**Instruction:** In the entries below, find every line with "Ελλάδα" and copy it.

Extracted records
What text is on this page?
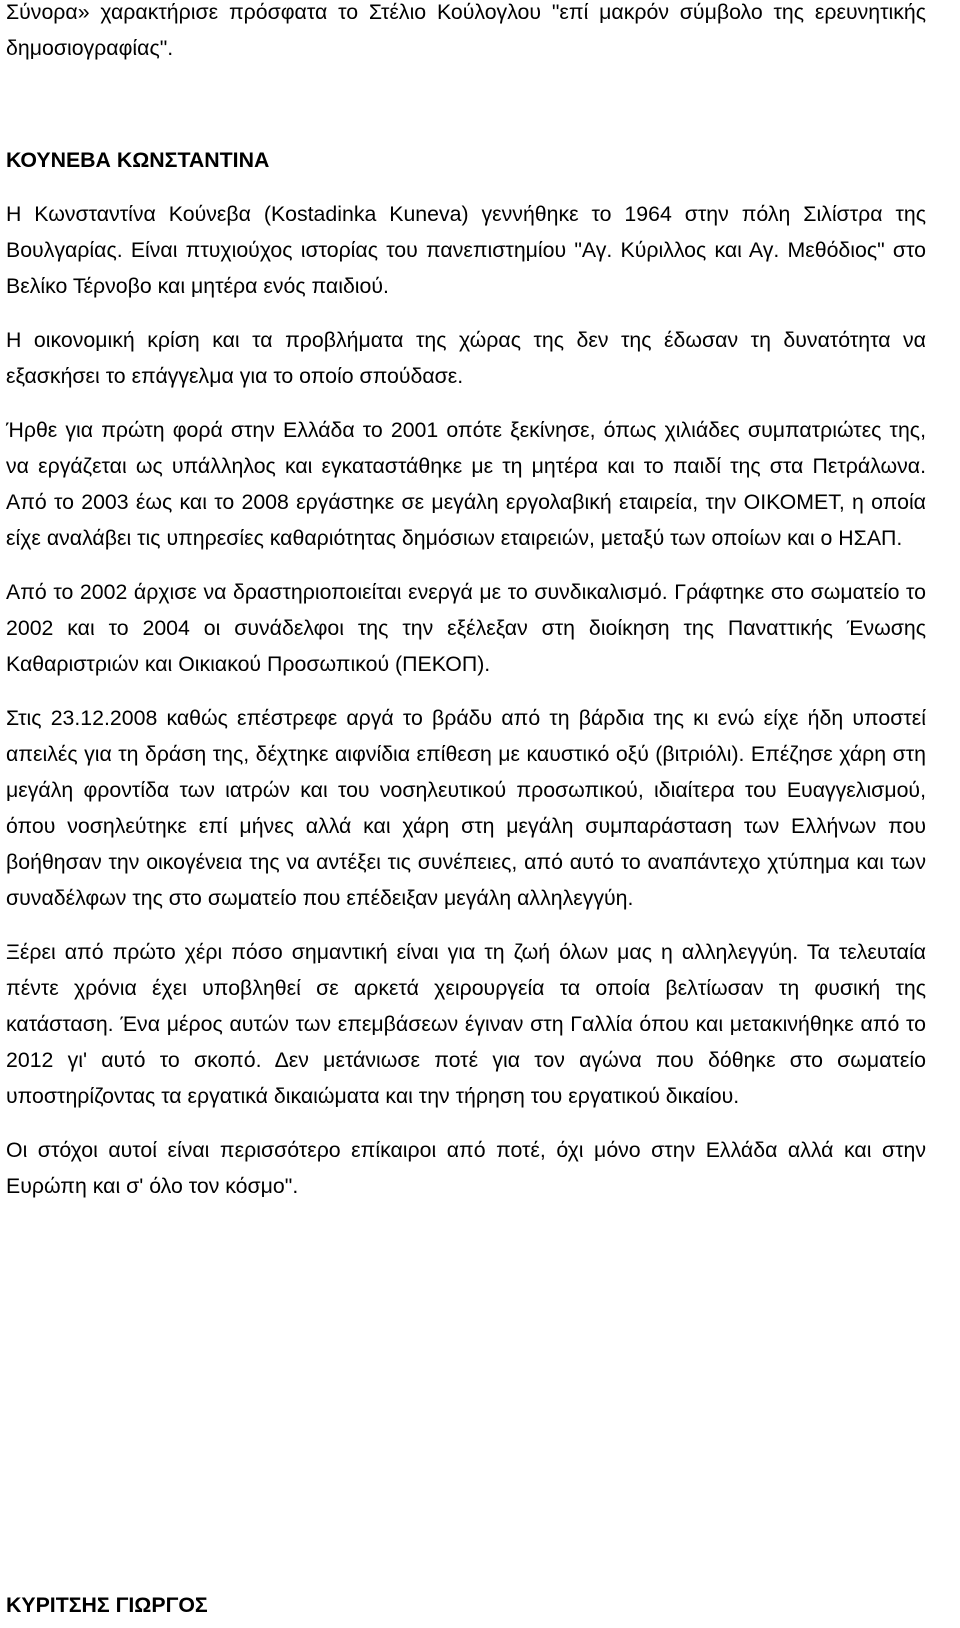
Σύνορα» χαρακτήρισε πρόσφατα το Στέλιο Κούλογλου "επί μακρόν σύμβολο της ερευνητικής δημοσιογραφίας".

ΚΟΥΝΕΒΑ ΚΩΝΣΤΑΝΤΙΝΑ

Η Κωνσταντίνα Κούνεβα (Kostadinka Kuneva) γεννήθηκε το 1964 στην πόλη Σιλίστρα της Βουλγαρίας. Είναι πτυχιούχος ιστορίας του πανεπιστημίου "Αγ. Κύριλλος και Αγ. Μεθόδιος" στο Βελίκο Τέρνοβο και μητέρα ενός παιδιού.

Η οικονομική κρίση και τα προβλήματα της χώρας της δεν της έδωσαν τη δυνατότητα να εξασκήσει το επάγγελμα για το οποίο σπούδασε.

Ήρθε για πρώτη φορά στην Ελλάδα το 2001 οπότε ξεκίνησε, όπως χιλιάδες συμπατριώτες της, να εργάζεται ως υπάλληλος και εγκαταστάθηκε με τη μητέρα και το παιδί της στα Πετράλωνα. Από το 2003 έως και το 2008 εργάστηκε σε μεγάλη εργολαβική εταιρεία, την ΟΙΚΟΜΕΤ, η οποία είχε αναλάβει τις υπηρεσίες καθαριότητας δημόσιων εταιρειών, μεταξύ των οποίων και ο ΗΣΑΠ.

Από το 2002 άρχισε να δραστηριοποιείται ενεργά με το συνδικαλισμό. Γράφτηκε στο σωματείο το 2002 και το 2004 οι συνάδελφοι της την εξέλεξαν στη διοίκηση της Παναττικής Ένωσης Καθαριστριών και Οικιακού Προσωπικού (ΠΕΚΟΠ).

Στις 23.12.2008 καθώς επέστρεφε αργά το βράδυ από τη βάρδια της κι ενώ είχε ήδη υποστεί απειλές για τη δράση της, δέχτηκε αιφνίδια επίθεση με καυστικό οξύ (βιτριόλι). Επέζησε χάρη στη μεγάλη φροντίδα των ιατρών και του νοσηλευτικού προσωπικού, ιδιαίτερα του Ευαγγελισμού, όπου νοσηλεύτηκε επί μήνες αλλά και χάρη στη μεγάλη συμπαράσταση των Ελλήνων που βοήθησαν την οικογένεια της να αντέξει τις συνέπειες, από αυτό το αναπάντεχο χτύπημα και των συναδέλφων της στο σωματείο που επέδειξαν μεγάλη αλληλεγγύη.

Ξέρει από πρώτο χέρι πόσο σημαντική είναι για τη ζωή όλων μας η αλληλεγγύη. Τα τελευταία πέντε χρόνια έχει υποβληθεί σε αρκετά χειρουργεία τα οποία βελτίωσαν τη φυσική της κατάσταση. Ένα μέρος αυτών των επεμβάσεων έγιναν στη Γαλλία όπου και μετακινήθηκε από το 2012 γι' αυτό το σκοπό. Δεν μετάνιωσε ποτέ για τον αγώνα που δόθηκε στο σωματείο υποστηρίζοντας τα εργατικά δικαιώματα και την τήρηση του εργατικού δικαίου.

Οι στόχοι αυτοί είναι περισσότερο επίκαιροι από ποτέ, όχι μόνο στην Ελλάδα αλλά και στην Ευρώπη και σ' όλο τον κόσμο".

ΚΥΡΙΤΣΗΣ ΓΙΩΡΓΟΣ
---
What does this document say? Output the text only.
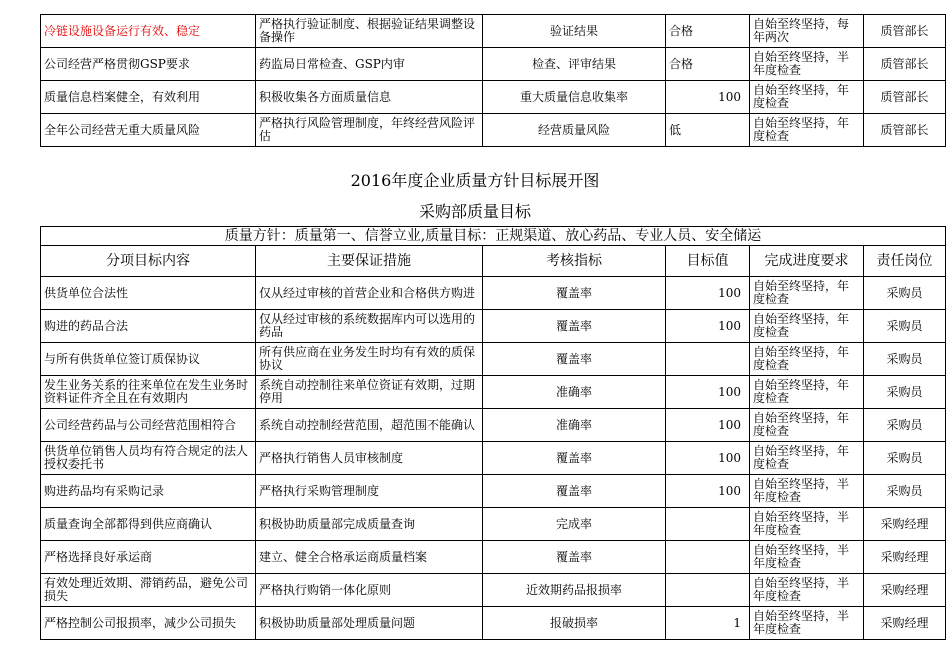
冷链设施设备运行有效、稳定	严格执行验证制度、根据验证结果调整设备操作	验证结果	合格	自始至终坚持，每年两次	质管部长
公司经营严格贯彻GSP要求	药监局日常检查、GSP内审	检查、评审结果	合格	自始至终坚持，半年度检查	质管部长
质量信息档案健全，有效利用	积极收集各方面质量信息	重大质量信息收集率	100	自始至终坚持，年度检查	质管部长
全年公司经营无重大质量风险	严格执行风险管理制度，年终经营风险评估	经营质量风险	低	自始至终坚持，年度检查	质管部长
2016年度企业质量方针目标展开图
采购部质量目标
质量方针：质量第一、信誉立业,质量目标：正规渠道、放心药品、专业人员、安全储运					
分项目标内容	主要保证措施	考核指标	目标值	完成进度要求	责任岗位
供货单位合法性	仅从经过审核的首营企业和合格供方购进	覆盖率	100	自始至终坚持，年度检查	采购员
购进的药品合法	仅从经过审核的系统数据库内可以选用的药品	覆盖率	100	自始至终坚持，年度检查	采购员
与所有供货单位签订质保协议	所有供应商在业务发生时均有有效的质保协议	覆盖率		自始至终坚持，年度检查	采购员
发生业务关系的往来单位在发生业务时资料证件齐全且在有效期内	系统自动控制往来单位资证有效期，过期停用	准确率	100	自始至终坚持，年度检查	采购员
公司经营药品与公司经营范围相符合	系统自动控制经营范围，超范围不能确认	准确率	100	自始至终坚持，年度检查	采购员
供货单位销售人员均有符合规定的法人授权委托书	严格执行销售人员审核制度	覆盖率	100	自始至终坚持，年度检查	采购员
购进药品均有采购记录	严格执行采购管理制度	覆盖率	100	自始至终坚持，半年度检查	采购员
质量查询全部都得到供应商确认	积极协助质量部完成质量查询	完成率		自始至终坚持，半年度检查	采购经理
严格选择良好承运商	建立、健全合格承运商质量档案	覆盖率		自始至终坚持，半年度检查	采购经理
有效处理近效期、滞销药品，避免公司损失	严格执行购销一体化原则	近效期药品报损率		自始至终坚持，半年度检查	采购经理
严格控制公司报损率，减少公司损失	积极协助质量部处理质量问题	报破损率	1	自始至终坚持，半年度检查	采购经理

**Answer to the task:**
Ήρθε για πρώτη φορά στην Ελλάδα το 2001 οπότε ξεκίνησε, όπως χιλιάδες συμπατριώτες της, να εργάζεται ως υπάλληλος και εγκαταστάθηκε με τη μητέρα και το παιδί της στα Πετράλωνα. Από το 2003 έως και το 2008 εργάστηκε σε μεγάλη εργολαβική εταιρεία, την ΟΙΚΟΜΕΤ, η οποία είχε αναλάβει τις υπηρεσίες καθαριότητας δημόσιων εταιρειών, μεταξύ των οποίων και ο ΗΣΑΠ.
Οι στόχοι αυτοί είναι περισσότερο επίκαιροι από ποτέ, όχι μόνο στην Ελλάδα αλλά και στην Ευρώπη και σ' όλο τον κόσμο".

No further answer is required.